WHAT IS EXPECTED: Print each line of the listing once more, precisely as given.

Entries with figure data:
+++

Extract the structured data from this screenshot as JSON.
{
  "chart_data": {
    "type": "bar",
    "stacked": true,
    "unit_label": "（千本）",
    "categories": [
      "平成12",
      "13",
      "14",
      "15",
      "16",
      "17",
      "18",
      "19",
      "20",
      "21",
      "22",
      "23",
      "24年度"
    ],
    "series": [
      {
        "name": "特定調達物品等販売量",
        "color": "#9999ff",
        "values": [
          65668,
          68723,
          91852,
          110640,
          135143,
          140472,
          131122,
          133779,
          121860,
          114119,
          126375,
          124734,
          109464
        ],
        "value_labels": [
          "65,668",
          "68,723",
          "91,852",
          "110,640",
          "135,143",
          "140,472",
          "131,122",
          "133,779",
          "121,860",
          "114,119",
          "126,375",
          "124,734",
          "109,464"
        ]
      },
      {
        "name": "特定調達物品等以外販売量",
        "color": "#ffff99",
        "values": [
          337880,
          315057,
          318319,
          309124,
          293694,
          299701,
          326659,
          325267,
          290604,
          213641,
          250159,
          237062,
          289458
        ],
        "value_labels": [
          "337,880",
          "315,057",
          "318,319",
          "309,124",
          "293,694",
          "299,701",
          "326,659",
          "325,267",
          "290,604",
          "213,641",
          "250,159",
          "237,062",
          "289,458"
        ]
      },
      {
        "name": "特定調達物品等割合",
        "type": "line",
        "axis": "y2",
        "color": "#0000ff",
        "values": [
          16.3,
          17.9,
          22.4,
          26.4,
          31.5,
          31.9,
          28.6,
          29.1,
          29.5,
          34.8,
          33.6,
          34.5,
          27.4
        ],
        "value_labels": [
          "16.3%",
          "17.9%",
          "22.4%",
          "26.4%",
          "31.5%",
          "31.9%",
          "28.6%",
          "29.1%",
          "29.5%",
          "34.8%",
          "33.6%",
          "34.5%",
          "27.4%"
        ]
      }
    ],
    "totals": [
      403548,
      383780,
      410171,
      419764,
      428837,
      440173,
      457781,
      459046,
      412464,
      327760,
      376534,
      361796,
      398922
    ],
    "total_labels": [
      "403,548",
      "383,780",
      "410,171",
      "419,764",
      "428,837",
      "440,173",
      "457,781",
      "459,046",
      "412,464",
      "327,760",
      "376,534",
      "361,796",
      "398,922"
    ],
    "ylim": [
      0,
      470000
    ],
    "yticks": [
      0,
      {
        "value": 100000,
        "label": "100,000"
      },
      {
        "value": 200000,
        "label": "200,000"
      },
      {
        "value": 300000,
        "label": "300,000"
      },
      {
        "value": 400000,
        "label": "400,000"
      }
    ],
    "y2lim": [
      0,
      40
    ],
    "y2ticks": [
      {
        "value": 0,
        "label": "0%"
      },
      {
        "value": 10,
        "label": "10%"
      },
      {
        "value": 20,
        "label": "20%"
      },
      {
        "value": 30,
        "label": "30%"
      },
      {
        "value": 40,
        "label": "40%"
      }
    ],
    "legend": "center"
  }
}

+++

EXERCISE RESPONSE:
Extract the structured data from this screenshot as JSON.
{
  "chart_data": {
    "type": "bar",
    "stacked": true,
    "unit_label": "（千本）",
    "categories": [
      "平成12",
      "13",
      "14",
      "15",
      "16",
      "17",
      "18",
      "19",
      "20",
      "21",
      "22",
      "23",
      "24年度"
    ],
    "series": [
      {
        "name": "特定調達物品等販売量",
        "color": "#9999ff",
        "values": [
          65668,
          68723,
          91852,
          110640,
          135143,
          140472,
          131122,
          133779,
          121860,
          114119,
          126375,
          124734,
          109464
        ],
        "value_labels": [
          "65,668",
          "68,723",
          "91,852",
          "110,640",
          "135,143",
          "140,472",
          "131,122",
          "133,779",
          "121,860",
          "114,119",
          "126,375",
          "124,734",
          "109,464"
        ]
      },
      {
        "name": "特定調達物品等以外販売量",
        "color": "#ffff99",
        "values": [
          337880,
          315057,
          318319,
          309124,
          293694,
          299701,
          326659,
          325267,
          290604,
          213641,
          250159,
          237062,
          289458
        ],
        "value_labels": [
          "337,880",
          "315,057",
          "318,319",
          "309,124",
          "293,694",
          "299,701",
          "326,659",
          "325,267",
          "290,604",
          "213,641",
          "250,159",
          "237,062",
          "289,458"
        ]
      },
      {
        "name": "特定調達物品等割合",
        "type": "line",
        "axis": "y2",
        "color": "#0000ff",
        "values": [
          16.3,
          17.9,
          22.4,
          26.4,
          31.5,
          31.9,
          28.6,
          29.1,
          29.5,
          34.8,
          33.6,
          34.5,
          27.4
        ],
        "value_labels": [
          "16.3%",
          "17.9%",
          "22.4%",
          "26.4%",
          "31.5%",
          "31.9%",
          "28.6%",
          "29.1%",
          "29.5%",
          "34.8%",
          "33.6%",
          "34.5%",
          "27.4%"
        ]
      }
    ],
    "totals": [
      403548,
      383780,
      410171,
      419764,
      428837,
      440173,
      457781,
      459046,
      412464,
      327760,
      376534,
      361796,
      398922
    ],
    "total_labels": [
      "403,548",
      "383,780",
      "410,171",
      "419,764",
      "428,837",
      "440,173",
      "457,781",
      "459,046",
      "412,464",
      "327,760",
      "376,534",
      "361,796",
      "398,922"
    ],
    "ylim": [
      0,
      470000
    ],
    "yticks": [
      0,
      {
        "value": 100000,
        "label": "100,000"
      },
      {
        "value": 200000,
        "label": "200,000"
      },
      {
        "value": 300000,
        "label": "300,000"
      },
      {
        "value": 400000,
        "label": "400,000"
      }
    ],
    "y2lim": [
      0,
      40
    ],
    "y2ticks": [
      {
        "value": 0,
        "label": "0%"
      },
      {
        "value": 10,
        "label": "10%"
      },
      {
        "value": 20,
        "label": "20%"
      },
      {
        "value": 30,
        "label": "30%"
      },
      {
        "value": 40,
        "label": "40%"
      }
    ],
    "legend": "center"
  }
}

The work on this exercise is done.